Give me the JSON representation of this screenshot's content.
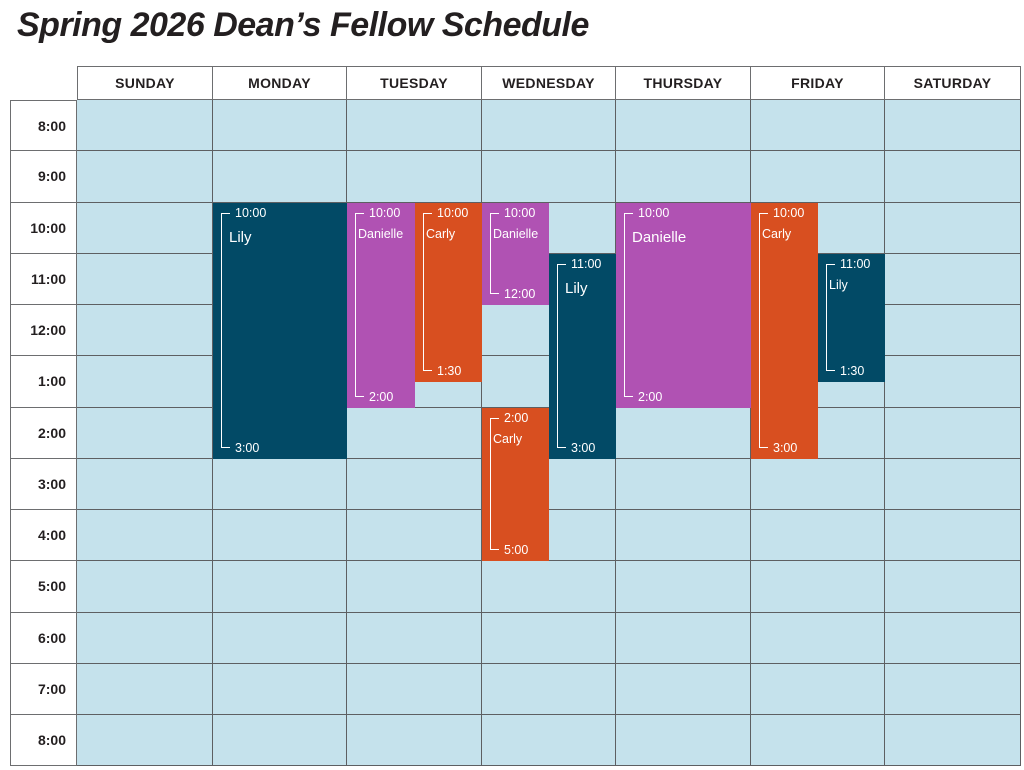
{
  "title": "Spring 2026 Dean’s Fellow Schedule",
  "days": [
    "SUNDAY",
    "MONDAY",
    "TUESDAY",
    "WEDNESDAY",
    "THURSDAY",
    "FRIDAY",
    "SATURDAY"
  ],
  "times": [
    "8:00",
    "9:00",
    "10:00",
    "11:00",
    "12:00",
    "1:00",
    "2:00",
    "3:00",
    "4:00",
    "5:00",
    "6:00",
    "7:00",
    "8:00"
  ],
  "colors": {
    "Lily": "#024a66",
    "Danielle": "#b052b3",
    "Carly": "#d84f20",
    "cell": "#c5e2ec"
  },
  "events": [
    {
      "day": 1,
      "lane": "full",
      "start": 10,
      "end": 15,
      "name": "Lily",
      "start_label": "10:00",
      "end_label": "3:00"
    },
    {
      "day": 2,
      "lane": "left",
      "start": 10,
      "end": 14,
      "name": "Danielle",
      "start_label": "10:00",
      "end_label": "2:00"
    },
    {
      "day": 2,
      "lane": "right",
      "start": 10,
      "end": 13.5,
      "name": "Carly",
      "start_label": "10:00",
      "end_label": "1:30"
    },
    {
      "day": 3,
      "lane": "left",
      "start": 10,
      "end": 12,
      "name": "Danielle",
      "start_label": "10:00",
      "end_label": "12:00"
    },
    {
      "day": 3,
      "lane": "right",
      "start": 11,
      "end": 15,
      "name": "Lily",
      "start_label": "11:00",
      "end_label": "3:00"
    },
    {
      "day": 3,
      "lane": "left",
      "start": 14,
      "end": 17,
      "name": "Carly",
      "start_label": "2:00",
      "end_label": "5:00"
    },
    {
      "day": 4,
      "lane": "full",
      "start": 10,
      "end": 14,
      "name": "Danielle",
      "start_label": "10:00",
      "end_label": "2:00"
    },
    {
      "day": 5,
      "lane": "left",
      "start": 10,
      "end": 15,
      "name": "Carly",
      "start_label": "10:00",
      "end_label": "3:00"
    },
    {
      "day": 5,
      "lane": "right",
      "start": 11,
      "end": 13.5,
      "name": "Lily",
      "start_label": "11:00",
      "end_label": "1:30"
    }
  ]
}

-------------------------

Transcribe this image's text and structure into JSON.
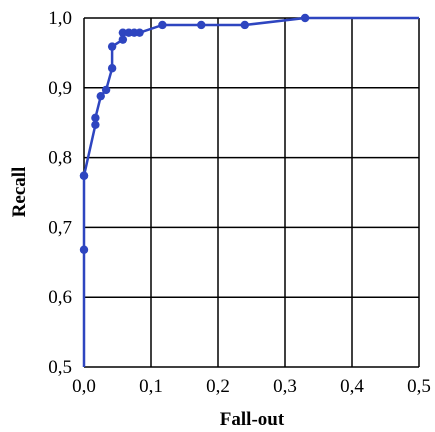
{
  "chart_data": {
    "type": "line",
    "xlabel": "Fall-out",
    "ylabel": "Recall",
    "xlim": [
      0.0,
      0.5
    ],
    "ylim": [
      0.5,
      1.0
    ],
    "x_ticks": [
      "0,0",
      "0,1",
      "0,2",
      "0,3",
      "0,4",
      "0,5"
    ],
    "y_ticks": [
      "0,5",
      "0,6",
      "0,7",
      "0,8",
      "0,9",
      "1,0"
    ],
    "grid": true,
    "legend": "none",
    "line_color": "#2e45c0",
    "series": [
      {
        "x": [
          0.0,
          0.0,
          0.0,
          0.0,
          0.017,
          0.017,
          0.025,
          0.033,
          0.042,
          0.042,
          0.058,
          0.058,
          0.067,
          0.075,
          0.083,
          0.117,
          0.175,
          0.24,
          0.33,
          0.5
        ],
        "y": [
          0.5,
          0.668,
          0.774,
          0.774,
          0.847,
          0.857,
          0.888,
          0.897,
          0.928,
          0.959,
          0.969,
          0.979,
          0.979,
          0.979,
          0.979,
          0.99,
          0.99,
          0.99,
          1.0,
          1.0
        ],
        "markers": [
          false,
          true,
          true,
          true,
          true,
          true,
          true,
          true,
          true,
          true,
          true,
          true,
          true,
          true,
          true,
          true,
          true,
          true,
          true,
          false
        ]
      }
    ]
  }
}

-------------------------

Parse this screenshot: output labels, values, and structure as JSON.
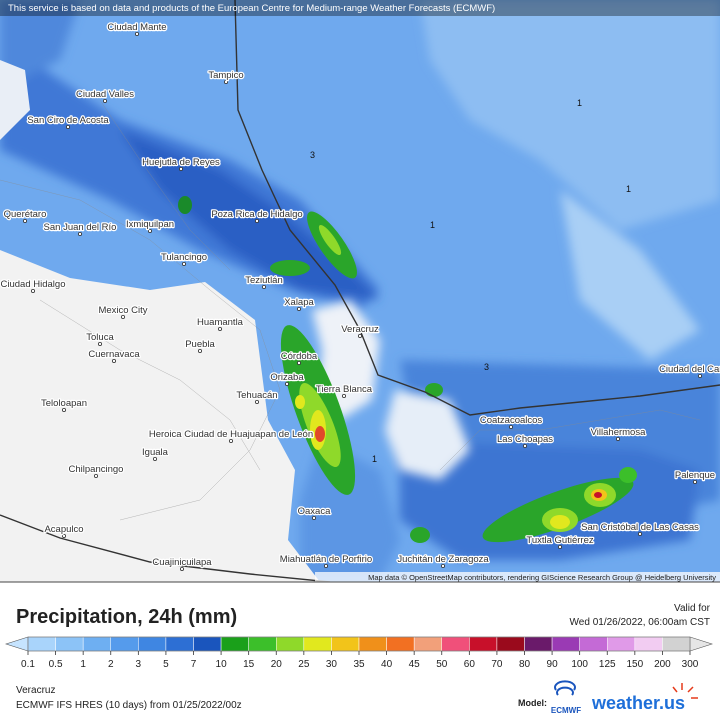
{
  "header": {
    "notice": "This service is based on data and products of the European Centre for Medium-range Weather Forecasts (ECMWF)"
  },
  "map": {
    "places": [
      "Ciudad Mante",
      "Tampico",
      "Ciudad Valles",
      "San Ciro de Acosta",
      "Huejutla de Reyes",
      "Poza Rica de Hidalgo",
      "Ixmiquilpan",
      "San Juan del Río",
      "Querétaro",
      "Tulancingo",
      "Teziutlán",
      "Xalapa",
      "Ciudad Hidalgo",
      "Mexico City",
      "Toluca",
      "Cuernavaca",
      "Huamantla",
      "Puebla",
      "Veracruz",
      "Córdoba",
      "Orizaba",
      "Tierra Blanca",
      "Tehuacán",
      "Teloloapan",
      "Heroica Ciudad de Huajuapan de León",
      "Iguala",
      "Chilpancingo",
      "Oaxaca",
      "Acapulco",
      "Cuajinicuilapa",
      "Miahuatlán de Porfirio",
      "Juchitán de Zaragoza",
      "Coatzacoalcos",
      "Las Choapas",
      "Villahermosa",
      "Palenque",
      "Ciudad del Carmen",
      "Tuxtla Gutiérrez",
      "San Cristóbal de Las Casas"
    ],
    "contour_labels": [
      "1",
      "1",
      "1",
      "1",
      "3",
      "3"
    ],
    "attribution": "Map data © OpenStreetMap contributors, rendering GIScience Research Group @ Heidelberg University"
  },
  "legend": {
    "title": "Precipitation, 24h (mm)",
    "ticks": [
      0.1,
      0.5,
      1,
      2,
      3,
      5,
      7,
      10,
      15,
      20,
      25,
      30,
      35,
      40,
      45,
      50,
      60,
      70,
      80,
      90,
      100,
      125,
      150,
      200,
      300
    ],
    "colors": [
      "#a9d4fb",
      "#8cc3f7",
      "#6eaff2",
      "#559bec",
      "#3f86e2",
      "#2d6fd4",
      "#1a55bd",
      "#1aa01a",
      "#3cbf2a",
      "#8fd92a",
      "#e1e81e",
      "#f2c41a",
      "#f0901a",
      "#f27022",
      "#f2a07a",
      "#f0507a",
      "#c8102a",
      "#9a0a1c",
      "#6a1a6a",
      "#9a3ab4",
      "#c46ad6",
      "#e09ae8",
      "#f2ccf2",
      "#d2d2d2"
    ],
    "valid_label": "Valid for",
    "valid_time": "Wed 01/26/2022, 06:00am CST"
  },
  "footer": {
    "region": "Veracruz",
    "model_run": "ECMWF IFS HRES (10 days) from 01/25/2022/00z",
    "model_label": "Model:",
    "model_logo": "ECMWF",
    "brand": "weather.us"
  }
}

-------------------------

> **TASK DETAILS**
Where a line of the data holds "structure", show that line.

> **RESPONSE BELOW**
Transcribe this image's text and structure into JSON.
Parse this screenshot: output labels, values, and structure as JSON.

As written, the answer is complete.